----- Record extracts

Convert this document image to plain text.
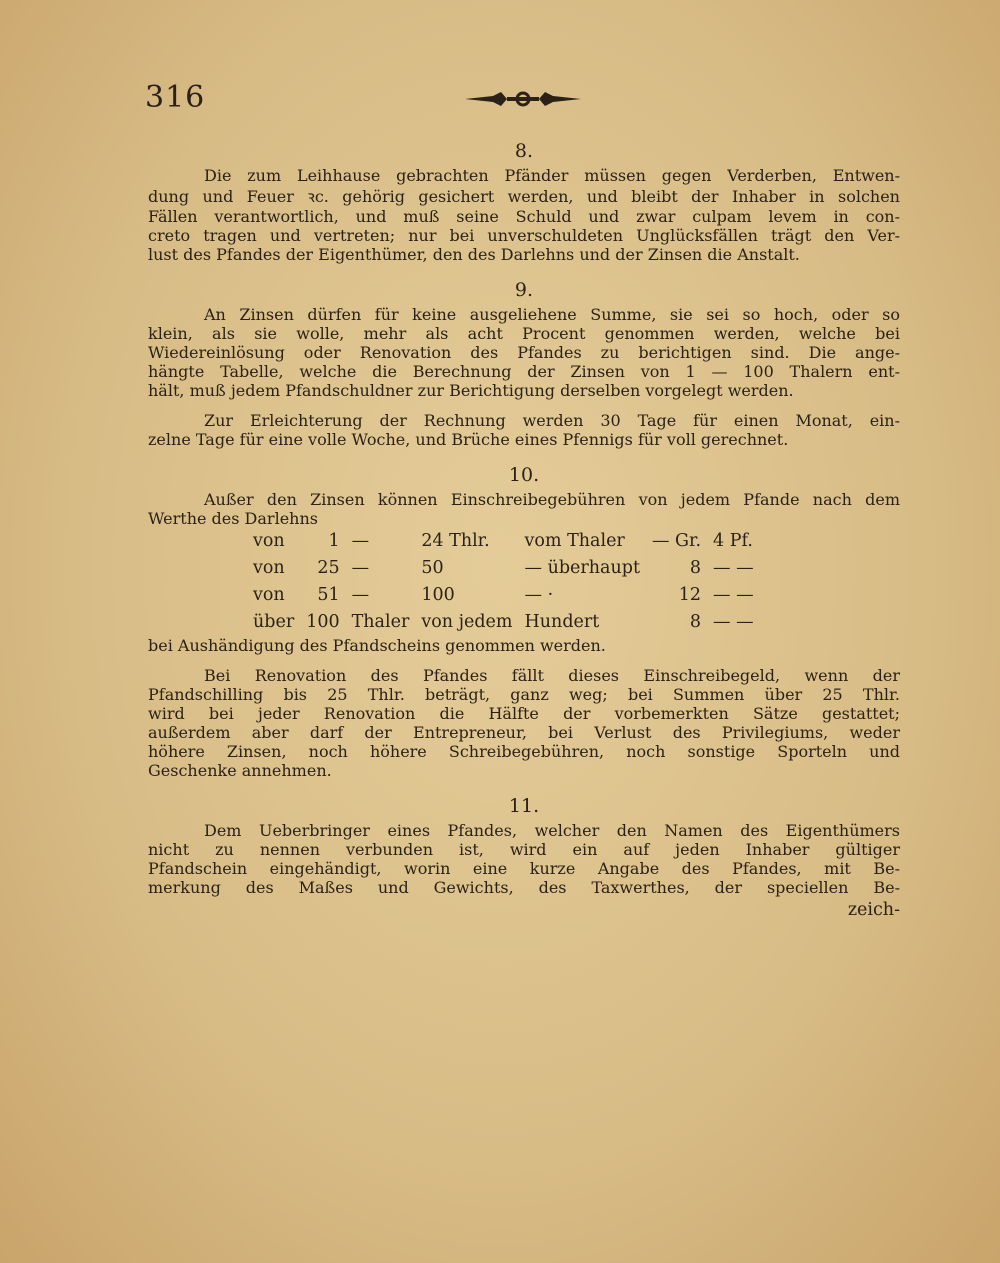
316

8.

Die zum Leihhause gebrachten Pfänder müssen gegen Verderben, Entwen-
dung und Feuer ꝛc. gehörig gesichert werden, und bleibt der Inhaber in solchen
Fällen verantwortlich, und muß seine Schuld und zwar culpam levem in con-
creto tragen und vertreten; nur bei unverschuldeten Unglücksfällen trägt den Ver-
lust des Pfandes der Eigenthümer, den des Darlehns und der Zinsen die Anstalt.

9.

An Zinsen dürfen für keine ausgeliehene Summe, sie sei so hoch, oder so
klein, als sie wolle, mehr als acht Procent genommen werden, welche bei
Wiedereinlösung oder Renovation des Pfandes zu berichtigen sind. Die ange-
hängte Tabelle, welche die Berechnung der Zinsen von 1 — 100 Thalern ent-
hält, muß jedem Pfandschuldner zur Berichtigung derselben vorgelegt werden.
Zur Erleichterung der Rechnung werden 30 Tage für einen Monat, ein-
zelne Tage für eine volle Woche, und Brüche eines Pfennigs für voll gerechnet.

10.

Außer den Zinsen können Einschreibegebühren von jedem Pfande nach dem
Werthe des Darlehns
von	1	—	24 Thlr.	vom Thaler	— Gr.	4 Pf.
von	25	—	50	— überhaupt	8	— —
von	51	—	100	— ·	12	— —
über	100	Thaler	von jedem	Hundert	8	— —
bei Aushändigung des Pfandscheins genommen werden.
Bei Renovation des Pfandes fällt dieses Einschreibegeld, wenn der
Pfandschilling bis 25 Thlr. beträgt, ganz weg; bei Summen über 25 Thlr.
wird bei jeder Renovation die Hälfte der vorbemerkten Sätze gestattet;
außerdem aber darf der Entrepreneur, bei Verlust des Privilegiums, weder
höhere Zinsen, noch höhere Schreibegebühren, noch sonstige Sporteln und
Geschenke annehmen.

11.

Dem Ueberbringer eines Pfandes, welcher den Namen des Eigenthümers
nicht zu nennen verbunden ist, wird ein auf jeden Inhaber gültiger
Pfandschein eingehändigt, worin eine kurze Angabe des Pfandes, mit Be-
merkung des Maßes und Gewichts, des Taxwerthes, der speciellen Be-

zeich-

----------
----- Record extracts

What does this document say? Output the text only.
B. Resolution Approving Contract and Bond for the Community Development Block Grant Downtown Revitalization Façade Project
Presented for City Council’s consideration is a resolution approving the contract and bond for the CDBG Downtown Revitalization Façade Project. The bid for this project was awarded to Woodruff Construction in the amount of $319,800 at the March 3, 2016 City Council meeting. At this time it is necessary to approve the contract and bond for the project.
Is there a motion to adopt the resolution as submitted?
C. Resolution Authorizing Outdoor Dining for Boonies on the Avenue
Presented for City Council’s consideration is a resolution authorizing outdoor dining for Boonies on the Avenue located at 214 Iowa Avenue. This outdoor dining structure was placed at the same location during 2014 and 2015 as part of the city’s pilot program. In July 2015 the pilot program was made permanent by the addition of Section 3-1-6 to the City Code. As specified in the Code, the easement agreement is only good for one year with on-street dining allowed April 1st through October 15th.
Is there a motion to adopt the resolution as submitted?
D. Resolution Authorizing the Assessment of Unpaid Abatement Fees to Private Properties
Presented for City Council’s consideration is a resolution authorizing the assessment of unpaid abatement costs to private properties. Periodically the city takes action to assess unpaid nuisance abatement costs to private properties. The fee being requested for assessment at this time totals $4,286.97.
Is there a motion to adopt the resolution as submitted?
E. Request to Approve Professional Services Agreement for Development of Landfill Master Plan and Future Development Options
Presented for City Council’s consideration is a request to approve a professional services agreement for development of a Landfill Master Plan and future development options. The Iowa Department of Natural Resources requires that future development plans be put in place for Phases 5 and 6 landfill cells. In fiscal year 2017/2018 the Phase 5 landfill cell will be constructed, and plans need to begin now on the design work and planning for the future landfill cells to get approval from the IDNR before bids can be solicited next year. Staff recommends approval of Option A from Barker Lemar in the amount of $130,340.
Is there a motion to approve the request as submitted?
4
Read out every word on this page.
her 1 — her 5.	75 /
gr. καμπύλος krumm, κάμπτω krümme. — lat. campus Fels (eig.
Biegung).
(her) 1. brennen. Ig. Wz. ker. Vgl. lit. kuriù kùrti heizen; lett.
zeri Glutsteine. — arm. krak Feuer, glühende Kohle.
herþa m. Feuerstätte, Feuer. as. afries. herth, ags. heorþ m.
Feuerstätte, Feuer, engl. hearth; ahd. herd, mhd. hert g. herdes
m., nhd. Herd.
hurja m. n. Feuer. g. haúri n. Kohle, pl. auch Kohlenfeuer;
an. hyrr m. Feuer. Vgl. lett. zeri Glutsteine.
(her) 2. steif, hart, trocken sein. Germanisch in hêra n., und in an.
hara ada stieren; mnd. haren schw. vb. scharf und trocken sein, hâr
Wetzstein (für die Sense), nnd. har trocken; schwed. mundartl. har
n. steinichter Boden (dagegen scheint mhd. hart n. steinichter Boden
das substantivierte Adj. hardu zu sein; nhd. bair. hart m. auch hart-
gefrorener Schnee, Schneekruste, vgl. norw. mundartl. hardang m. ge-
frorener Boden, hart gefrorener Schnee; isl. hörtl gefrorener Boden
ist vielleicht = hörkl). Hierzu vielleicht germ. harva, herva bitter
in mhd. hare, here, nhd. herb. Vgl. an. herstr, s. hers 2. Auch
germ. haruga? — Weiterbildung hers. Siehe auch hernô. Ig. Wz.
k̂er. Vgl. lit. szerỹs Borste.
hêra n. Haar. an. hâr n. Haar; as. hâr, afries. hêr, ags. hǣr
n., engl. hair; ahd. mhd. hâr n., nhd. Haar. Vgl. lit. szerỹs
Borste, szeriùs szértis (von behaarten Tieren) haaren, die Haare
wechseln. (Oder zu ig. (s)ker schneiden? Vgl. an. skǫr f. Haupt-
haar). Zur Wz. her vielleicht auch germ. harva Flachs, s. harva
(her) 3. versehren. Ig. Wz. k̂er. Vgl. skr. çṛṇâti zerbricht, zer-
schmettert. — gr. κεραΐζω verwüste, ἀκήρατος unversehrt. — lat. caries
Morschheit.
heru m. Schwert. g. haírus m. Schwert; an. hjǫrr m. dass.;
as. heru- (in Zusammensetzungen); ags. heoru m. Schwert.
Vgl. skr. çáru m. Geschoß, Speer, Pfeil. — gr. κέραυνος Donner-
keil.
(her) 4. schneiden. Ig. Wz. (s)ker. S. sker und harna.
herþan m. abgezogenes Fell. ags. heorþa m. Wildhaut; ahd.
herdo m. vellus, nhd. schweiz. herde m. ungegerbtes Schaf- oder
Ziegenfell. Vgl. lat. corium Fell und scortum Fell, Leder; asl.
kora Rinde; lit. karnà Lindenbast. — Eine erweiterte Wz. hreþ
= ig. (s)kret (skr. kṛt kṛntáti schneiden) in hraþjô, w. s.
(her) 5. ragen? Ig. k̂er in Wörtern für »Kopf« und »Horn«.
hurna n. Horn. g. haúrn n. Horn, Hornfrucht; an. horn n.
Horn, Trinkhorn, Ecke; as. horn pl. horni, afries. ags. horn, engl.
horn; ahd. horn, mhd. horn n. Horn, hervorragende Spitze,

----------

Exercise details:
Check each line above for the word "hers" and copy the ones that have it.

Task output:
in mhd. hare, here, nhd. herb. Vgl. an. herstr, s. hers 2. Auch
germ. haruga? — Weiterbildung hers. Siehe auch hernô. Ig. Wz.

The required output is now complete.